▸ **Extracted records**:
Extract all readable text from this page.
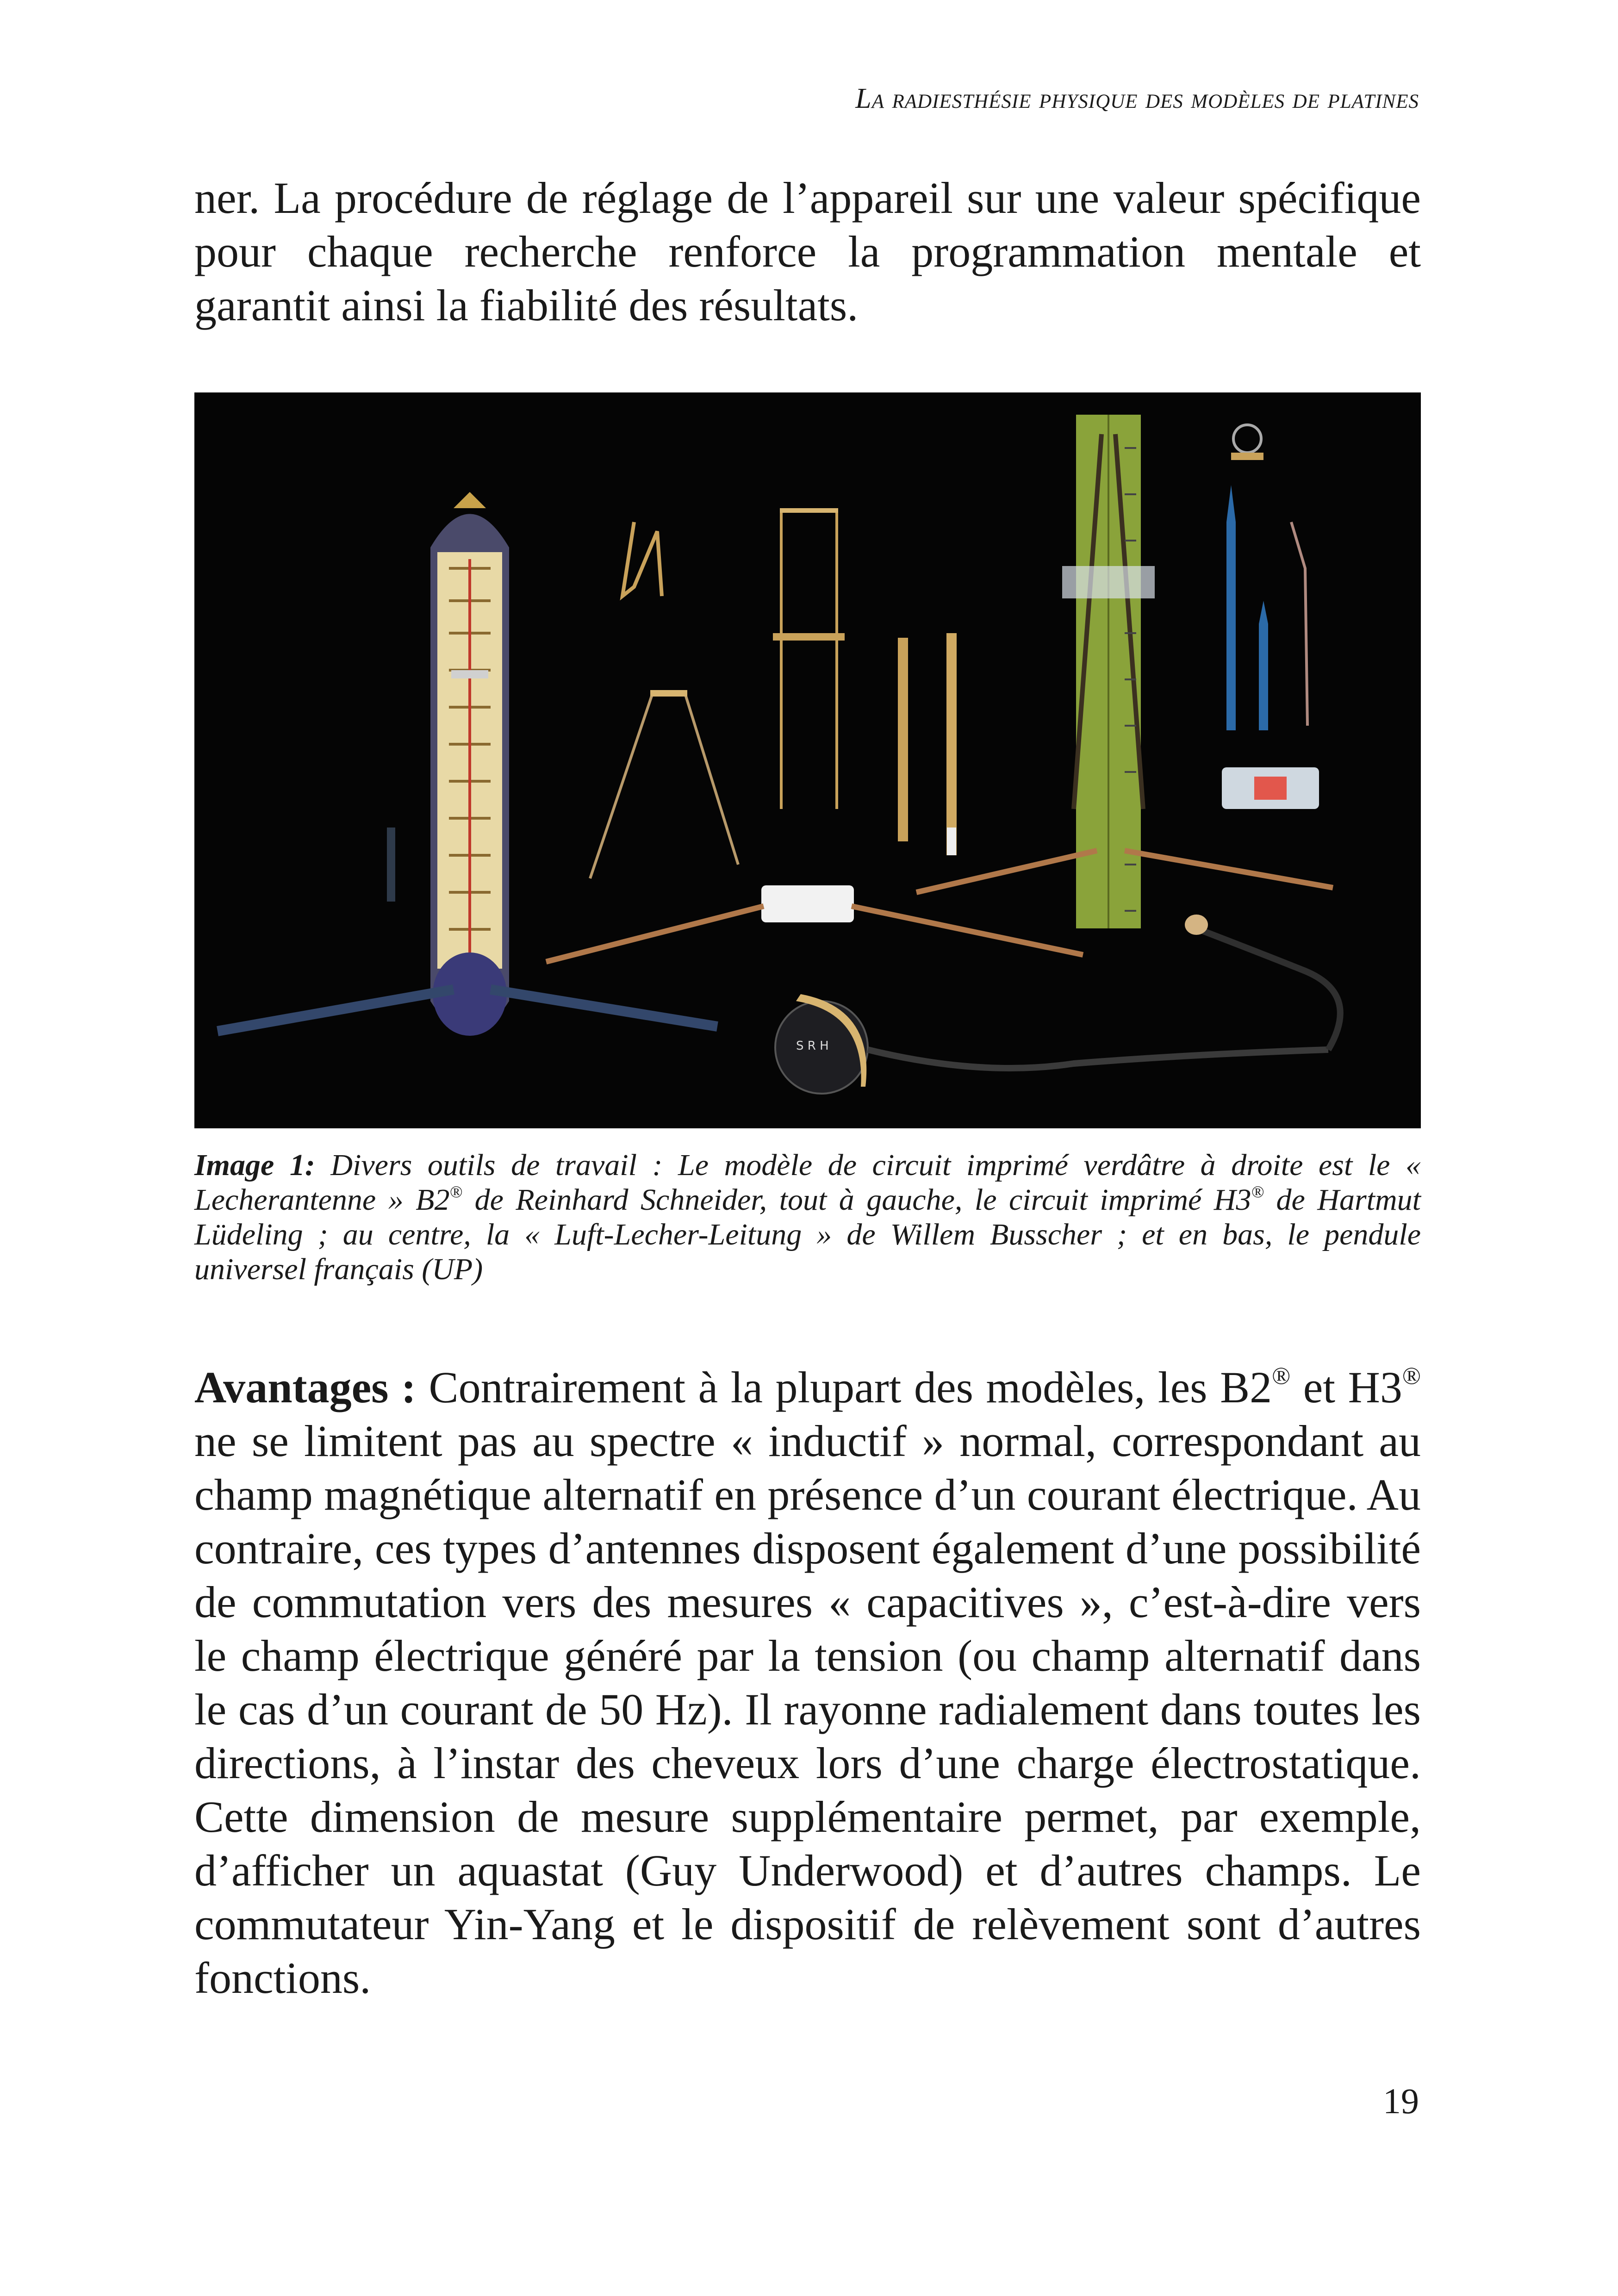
La radiesthésie physique des modèles de platines

ner. La procédure de réglage de l’appareil sur une valeur spécifique pour chaque recherche renforce la programmation mentale et garantit ainsi la fiabilité des résultats.

S R H

Image 1: Divers outils de travail : Le modèle de circuit imprimé verdâtre à droite est le « Lecherantenne » B2® de Reinhard Schneider, tout à gauche, le circuit imprimé H3® de Hartmut Lüdeling ; au centre, la « Luft-Lecher-Leitung » de Willem Busscher ; et en bas, le pendule universel français (UP)

Avantages : Contrairement à la plupart des modèles, les B2® et H3® ne se limitent pas au spectre « inductif » normal, correspondant au champ magnétique alternatif en présence d’un courant électrique. Au contraire, ces types d’antennes disposent également d’une possibilité de commutation vers des mesures « capacitives », c’est-à-dire vers le champ électrique généré par la tension (ou champ alternatif dans le cas d’un courant de 50 Hz). Il rayonne radialement dans toutes les directions, à l’instar des cheveux lors d’une charge électrostatique. Cette dimension de mesure supplémentaire permet, par exemple, d’afficher un aquastat (Guy Underwood) et d’autres champs. Le commutateur Yin-Yang et le dispositif de relèvement sont d’autres fonctions.

19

▸ **Given problem**: Leave out all images, then reproduce the entries above exactly.

▸ **Result of the task**:
Extract all readable text from this page.
La radiesthésie physique des modèles de platines

ner. La procédure de réglage de l’appareil sur une valeur spécifique pour chaque recherche renforce la programmation mentale et garantit ainsi la fiabilité des résultats.

S R H

Image 1: Divers outils de travail : Le modèle de circuit imprimé verdâtre à droite est le « Lecherantenne » B2® de Reinhard Schneider, tout à gauche, le circuit imprimé H3® de Hartmut Lüdeling ; au centre, la « Luft-Lecher-Leitung » de Willem Busscher ; et en bas, le pendule universel français (UP)

Avantages : Contrairement à la plupart des modèles, les B2® et H3® ne se limitent pas au spectre « inductif » normal, correspondant au champ magnétique alternatif en présence d’un courant électrique. Au contraire, ces types d’antennes disposent également d’une possibilité de commutation vers des mesures « capacitives », c’est-à-dire vers le champ électrique généré par la tension (ou champ alternatif dans le cas d’un courant de 50 Hz). Il rayonne radialement dans toutes les directions, à l’instar des cheveux lors d’une charge électrostatique. Cette dimension de mesure supplémentaire permet, par exemple, d’afficher un aquastat (Guy Underwood) et d’autres champs. Le commutateur Yin-Yang et le dispositif de relèvement sont d’autres fonctions.

19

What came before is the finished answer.